**What the exercise asks**
Output every entry exactly, from the first line to the last.

------------------------------------------------

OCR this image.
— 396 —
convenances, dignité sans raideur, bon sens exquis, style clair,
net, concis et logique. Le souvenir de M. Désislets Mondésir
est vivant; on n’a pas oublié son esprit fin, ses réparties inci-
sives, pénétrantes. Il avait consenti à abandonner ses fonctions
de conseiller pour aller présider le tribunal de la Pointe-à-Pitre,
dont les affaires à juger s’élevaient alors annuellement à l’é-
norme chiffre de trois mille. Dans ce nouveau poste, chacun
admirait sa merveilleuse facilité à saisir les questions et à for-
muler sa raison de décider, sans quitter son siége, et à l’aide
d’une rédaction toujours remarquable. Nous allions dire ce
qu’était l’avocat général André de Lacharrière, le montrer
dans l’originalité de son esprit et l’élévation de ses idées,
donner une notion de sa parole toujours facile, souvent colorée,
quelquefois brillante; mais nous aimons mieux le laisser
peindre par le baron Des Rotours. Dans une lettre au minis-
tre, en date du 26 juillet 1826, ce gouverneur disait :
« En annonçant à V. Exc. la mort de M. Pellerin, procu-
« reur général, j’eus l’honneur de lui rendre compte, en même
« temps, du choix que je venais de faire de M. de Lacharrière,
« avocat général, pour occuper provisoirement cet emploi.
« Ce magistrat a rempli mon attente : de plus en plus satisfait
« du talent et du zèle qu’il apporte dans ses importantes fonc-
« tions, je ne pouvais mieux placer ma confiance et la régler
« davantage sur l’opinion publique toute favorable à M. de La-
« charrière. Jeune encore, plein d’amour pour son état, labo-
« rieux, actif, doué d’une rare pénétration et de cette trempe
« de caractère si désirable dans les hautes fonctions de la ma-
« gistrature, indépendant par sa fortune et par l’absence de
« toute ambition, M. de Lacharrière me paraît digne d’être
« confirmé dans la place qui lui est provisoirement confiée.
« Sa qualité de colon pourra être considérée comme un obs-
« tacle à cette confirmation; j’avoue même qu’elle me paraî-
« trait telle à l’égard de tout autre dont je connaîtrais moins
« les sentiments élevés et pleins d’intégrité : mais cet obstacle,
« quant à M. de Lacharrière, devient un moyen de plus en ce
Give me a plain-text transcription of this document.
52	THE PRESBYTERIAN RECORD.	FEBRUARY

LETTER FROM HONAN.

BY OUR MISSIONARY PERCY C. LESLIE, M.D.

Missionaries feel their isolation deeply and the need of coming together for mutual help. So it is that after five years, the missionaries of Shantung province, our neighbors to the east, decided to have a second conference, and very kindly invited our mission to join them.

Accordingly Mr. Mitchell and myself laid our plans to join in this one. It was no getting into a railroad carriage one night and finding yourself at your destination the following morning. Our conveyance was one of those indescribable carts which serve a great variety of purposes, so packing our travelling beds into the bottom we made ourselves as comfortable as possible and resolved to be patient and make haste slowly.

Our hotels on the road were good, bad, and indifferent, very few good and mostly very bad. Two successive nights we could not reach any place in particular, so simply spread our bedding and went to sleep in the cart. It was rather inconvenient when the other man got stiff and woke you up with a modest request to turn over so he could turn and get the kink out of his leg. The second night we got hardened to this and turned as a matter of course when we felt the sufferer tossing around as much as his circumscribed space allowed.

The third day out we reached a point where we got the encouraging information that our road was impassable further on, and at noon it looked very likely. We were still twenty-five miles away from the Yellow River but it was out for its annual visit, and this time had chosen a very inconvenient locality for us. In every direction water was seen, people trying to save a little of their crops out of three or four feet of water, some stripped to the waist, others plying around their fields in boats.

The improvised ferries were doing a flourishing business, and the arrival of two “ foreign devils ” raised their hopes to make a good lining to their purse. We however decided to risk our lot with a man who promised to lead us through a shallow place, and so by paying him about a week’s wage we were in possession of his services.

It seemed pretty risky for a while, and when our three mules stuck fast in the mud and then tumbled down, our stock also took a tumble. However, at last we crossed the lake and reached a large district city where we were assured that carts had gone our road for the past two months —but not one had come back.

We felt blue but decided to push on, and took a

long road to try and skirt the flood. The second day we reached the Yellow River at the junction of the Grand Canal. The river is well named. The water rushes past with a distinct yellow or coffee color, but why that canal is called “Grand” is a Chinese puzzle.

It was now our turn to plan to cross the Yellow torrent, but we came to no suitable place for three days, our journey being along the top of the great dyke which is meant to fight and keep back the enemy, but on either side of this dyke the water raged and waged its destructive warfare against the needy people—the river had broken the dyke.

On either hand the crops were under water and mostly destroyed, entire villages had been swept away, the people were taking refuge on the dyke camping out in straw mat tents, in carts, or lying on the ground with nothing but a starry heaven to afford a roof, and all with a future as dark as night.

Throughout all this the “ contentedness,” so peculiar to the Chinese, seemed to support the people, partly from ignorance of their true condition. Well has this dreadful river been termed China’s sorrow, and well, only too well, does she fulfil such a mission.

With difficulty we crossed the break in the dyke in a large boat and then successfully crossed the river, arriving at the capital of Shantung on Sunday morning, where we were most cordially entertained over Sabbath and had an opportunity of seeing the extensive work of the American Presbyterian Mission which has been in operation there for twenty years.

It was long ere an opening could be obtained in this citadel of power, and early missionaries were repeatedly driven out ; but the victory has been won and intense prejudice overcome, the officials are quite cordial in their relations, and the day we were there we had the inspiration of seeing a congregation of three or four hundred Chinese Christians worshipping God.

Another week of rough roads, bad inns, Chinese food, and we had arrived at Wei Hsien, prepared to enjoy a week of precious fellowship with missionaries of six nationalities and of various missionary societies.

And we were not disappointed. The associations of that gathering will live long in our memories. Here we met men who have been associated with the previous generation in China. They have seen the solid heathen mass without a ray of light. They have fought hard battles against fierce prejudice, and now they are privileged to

------------------------------------------------

**Result of this task**
OCR this image.
— 396 —
convenances, dignité sans raideur, bon sens exquis, style clair,
net, concis et logique. Le souvenir de M. Désislets Mondésir
est vivant; on n’a pas oublié son esprit fin, ses réparties inci-
sives, pénétrantes. Il avait consenti à abandonner ses fonctions
de conseiller pour aller présider le tribunal de la Pointe-à-Pitre,
dont les affaires à juger s’élevaient alors annuellement à l’é-
norme chiffre de trois mille. Dans ce nouveau poste, chacun
admirait sa merveilleuse facilité à saisir les questions et à for-
muler sa raison de décider, sans quitter son siége, et à l’aide
d’une rédaction toujours remarquable. Nous allions dire ce
qu’était l’avocat général André de Lacharrière, le montrer
dans l’originalité de son esprit et l’élévation de ses idées,
donner une notion de sa parole toujours facile, souvent colorée,
quelquefois brillante; mais nous aimons mieux le laisser
peindre par le baron Des Rotours. Dans une lettre au minis-
tre, en date du 26 juillet 1826, ce gouverneur disait :
« En annonçant à V. Exc. la mort de M. Pellerin, procu-
« reur général, j’eus l’honneur de lui rendre compte, en même
« temps, du choix que je venais de faire de M. de Lacharrière,
« avocat général, pour occuper provisoirement cet emploi.
« Ce magistrat a rempli mon attente : de plus en plus satisfait
« du talent et du zèle qu’il apporte dans ses importantes fonc-
« tions, je ne pouvais mieux placer ma confiance et la régler
« davantage sur l’opinion publique toute favorable à M. de La-
« charrière. Jeune encore, plein d’amour pour son état, labo-
« rieux, actif, doué d’une rare pénétration et de cette trempe
« de caractère si désirable dans les hautes fonctions de la ma-
« gistrature, indépendant par sa fortune et par l’absence de
« toute ambition, M. de Lacharrière me paraît digne d’être
« confirmé dans la place qui lui est provisoirement confiée.
« Sa qualité de colon pourra être considérée comme un obs-
« tacle à cette confirmation; j’avoue même qu’elle me paraî-
« trait telle à l’égard de tout autre dont je connaîtrais moins
« les sentiments élevés et pleins d’intégrité : mais cet obstacle,
« quant à M. de Lacharrière, devient un moyen de plus en ce
Give me a plain-text transcription of this document.
52	THE PRESBYTERIAN RECORD.	FEBRUARY

LETTER FROM HONAN.

BY OUR MISSIONARY PERCY C. LESLIE, M.D.

Missionaries feel their isolation deeply and the need of coming together for mutual help. So it is that after five years, the missionaries of Shantung province, our neighbors to the east, decided to have a second conference, and very kindly invited our mission to join them.

Accordingly Mr. Mitchell and myself laid our plans to join in this one. It was no getting into a railroad carriage one night and finding yourself at your destination the following morning. Our conveyance was one of those indescribable carts which serve a great variety of purposes, so packing our travelling beds into the bottom we made ourselves as comfortable as possible and resolved to be patient and make haste slowly.

Our hotels on the road were good, bad, and indifferent, very few good and mostly very bad. Two successive nights we could not reach any place in particular, so simply spread our bedding and went to sleep in the cart. It was rather inconvenient when the other man got stiff and woke you up with a modest request to turn over so he could turn and get the kink out of his leg. The second night we got hardened to this and turned as a matter of course when we felt the sufferer tossing around as much as his circumscribed space allowed.

The third day out we reached a point where we got the encouraging information that our road was impassable further on, and at noon it looked very likely. We were still twenty-five miles away from the Yellow River but it was out for its annual visit, and this time had chosen a very inconvenient locality for us. In every direction water was seen, people trying to save a little of their crops out of three or four feet of water, some stripped to the waist, others plying around their fields in boats.

The improvised ferries were doing a flourishing business, and the arrival of two “ foreign devils ” raised their hopes to make a good lining to their purse. We however decided to risk our lot with a man who promised to lead us through a shallow place, and so by paying him about a week’s wage we were in possession of his services.

It seemed pretty risky for a while, and when our three mules stuck fast in the mud and then tumbled down, our stock also took a tumble. However, at last we crossed the lake and reached a large district city where we were assured that carts had gone our road for the past two months —but not one had come back.

We felt blue but decided to push on, and took a

long road to try and skirt the flood. The second day we reached the Yellow River at the junction of the Grand Canal. The river is well named. The water rushes past with a distinct yellow or coffee color, but why that canal is called “Grand” is a Chinese puzzle.

It was now our turn to plan to cross the Yellow torrent, but we came to no suitable place for three days, our journey being along the top of the great dyke which is meant to fight and keep back the enemy, but on either side of this dyke the water raged and waged its destructive warfare against the needy people—the river had broken the dyke.

On either hand the crops were under water and mostly destroyed, entire villages had been swept away, the people were taking refuge on the dyke camping out in straw mat tents, in carts, or lying on the ground with nothing but a starry heaven to afford a roof, and all with a future as dark as night.

Throughout all this the “ contentedness,” so peculiar to the Chinese, seemed to support the people, partly from ignorance of their true condition. Well has this dreadful river been termed China’s sorrow, and well, only too well, does she fulfil such a mission.

With difficulty we crossed the break in the dyke in a large boat and then successfully crossed the river, arriving at the capital of Shantung on Sunday morning, where we were most cordially entertained over Sabbath and had an opportunity of seeing the extensive work of the American Presbyterian Mission which has been in operation there for twenty years.

It was long ere an opening could be obtained in this citadel of power, and early missionaries were repeatedly driven out ; but the victory has been won and intense prejudice overcome, the officials are quite cordial in their relations, and the day we were there we had the inspiration of seeing a congregation of three or four hundred Chinese Christians worshipping God.

Another week of rough roads, bad inns, Chinese food, and we had arrived at Wei Hsien, prepared to enjoy a week of precious fellowship with missionaries of six nationalities and of various missionary societies.

And we were not disappointed. The associations of that gathering will live long in our memories. Here we met men who have been associated with the previous generation in China. They have seen the solid heathen mass without a ray of light. They have fought hard battles against fierce prejudice, and now they are privileged to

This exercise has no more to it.